# [Given task]
Find every line of the listing below where "beds" appears, and copy it.

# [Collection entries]
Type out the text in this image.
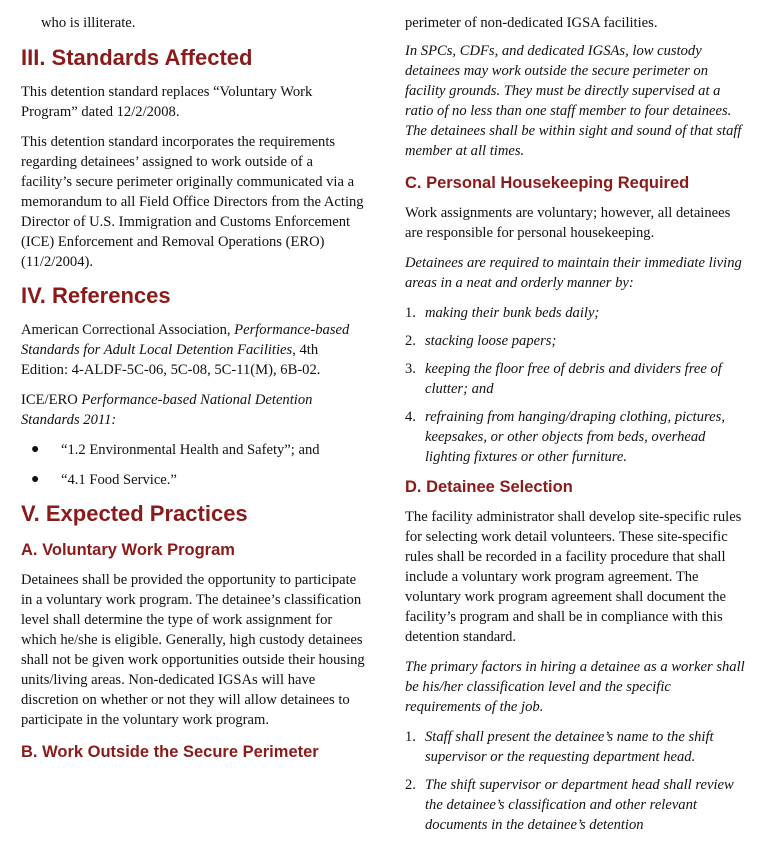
who is illiterate.

III. Standards Affected

This detention standard replaces “Voluntary Work Program” dated 12/2/2008.

This detention standard incorporates the requirements regarding detainees’ assigned to work outside of a facility’s secure perimeter originally communicated via a memorandum to all Field Office Directors from the Acting Director of U.S. Immigration and Customs Enforcement (ICE) Enforcement and Removal Operations (ERO) (11/2/2004).

IV. References

American Correctional Association, Performance-based Standards for Adult Local Detention Facilities, 4th Edition: 4-ALDF-5C-06, 5C-08, 5C-11(M), 6B-02.

ICE/ERO Performance-based National Detention Standards 2011:

● “1.2 Environmental Health and Safety”; and
● “4.1 Food Service.”
V. Expected Practices
A. Voluntary Work Program

Detainees shall be provided the opportunity to participate in a voluntary work program. The detainee’s classification level shall determine the type of work assignment for which he/she is eligible. Generally, high custody detainees shall not be given work opportunities outside their housing units/living areas. Non-dedicated IGSAs will have discretion on whether or not they will allow detainees to participate in the voluntary work program.

B. Work Outside the Secure Perimeter

perimeter of non-dedicated IGSA facilities.

In SPCs, CDFs, and dedicated IGSAs, low custody detainees may work outside the secure perimeter on facility grounds. They must be directly supervised at a ratio of no less than one staff member to four detainees. The detainees shall be within sight and sound of that staff member at all times.

C. Personal Housekeeping Required

Work assignments are voluntary; however, all detainees are responsible for personal housekeeping.

Detainees are required to maintain their immediate living areas in a neat and orderly manner by:

1. making their bunk beds daily;
2. stacking loose papers;
3. keeping the floor free of debris and dividers free of clutter; and
4. refraining from hanging/draping clothing, pictures, keepsakes, or other objects from beds, overhead lighting fixtures or other furniture.
D. Detainee Selection

The facility administrator shall develop site-specific rules for selecting work detail volunteers. These site-specific rules shall be recorded in a facility procedure that shall include a voluntary work program agreement. The voluntary work program agreement shall document the facility’s program and shall be in compliance with this detention standard.

The primary factors in hiring a detainee as a worker shall be his/her classification level and the specific requirements of the job.

1. Staff shall present the detainee’s name to the shift supervisor or the requesting department head.
2. The shift supervisor or department head shall review the detainee’s classification and other relevant documents in the detainee’s detention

# [The output]
1. making their bunk beds daily;
4. refraining from hanging/draping clothing, pictures, keepsakes, or other objects from beds, overhead lighting fixtures or other furniture.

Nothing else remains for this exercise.